==== TASK MATERIAL ====

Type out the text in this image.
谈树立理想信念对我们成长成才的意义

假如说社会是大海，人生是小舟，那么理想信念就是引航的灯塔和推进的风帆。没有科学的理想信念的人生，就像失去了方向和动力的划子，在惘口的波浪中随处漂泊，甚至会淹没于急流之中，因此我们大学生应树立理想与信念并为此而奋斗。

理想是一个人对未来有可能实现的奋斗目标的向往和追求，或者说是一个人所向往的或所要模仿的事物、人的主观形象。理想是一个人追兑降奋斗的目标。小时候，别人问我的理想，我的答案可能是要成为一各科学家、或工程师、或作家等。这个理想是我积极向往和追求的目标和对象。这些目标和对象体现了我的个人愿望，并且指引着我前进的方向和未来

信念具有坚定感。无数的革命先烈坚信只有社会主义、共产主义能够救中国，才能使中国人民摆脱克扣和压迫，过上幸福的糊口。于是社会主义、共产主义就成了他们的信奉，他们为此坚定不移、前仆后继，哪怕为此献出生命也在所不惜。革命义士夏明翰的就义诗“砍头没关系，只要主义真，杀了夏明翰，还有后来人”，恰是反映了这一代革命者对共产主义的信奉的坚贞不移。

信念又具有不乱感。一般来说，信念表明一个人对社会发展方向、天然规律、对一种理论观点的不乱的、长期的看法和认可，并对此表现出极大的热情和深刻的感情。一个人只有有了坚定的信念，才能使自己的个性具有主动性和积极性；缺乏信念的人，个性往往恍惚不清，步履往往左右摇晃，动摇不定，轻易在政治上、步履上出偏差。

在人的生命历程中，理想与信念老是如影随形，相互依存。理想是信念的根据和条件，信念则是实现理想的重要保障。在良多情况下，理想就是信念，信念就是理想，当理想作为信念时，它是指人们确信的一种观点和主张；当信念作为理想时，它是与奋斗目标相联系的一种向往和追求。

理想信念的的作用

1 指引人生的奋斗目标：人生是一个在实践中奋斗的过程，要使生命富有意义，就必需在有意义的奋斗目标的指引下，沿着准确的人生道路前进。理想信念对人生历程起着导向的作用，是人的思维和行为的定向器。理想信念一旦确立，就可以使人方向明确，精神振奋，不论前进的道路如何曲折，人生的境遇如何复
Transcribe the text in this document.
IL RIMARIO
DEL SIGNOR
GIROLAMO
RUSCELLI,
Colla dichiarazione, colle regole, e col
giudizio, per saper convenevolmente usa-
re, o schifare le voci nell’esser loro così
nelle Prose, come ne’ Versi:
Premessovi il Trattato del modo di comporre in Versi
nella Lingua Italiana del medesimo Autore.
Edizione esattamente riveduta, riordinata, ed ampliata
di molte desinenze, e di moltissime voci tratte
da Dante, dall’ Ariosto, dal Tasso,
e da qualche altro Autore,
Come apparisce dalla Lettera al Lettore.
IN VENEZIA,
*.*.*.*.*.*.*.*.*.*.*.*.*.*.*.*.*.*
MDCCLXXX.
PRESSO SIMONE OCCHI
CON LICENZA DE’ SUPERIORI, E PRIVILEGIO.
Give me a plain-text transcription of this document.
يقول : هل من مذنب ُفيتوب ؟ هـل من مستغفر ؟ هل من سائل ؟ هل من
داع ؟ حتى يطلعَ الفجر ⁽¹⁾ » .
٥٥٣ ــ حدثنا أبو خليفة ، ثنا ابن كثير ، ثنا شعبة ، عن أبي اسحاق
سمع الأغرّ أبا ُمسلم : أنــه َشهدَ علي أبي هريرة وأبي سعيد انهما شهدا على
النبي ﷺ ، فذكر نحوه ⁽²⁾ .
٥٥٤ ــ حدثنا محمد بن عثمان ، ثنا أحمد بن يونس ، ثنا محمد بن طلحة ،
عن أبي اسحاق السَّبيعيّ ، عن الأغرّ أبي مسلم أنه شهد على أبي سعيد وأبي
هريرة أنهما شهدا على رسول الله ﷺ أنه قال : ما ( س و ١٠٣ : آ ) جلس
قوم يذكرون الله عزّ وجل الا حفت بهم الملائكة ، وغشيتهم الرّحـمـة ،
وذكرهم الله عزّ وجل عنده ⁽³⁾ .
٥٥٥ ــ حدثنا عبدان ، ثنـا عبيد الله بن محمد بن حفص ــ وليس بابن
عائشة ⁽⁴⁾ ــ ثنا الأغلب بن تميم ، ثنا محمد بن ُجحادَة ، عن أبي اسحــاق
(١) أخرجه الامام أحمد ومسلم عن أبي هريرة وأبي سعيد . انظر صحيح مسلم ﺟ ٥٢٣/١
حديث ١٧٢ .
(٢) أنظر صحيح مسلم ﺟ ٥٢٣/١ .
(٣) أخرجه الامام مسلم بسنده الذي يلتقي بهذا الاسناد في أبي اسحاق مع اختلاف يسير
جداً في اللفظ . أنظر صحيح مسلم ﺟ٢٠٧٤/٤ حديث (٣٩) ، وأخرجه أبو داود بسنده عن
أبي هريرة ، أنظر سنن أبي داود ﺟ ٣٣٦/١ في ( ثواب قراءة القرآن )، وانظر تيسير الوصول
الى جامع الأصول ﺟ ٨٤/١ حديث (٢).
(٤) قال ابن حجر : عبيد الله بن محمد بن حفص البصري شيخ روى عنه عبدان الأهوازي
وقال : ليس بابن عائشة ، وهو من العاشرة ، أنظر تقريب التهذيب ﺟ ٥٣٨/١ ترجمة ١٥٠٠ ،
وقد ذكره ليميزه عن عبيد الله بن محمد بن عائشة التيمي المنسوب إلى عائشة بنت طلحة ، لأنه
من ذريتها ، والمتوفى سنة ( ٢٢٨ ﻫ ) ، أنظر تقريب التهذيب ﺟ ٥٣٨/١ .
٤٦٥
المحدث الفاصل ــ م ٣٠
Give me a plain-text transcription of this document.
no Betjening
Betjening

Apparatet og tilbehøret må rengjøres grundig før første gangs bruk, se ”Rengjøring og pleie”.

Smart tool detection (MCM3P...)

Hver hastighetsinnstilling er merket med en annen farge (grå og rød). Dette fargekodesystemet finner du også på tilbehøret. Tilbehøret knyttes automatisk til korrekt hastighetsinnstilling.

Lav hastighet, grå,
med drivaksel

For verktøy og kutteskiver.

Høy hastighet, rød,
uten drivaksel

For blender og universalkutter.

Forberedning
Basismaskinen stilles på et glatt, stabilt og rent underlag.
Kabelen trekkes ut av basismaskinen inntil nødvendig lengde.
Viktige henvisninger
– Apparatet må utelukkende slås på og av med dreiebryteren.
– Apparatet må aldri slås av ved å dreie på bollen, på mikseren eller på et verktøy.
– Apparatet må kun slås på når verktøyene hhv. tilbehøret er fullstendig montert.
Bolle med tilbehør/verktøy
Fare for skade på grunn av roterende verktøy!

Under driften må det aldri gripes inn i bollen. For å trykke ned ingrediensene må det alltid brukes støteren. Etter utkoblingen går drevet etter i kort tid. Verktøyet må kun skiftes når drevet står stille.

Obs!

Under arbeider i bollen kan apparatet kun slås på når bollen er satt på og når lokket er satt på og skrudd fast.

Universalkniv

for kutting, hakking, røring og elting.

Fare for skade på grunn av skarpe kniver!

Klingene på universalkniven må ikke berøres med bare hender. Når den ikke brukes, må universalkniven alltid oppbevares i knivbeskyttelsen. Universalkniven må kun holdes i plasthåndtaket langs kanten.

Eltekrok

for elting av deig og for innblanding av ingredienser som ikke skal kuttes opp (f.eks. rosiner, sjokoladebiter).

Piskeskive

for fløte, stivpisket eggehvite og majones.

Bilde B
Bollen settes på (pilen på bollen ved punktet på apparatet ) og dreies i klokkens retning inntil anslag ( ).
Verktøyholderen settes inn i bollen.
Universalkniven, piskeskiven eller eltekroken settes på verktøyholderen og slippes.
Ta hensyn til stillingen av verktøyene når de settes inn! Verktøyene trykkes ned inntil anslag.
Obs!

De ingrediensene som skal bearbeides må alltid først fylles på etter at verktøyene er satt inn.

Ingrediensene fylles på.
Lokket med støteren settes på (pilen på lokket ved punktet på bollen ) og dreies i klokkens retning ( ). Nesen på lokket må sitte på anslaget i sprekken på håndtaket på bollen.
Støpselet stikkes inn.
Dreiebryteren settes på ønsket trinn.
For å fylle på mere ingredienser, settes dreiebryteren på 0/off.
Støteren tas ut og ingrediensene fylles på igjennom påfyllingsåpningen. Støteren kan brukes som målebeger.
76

====

# EXERCISE INSTRUCTIONS:
Reply with only the number of lines in the material above where the string "text" appears.

# THE COMPLETED TASK:
4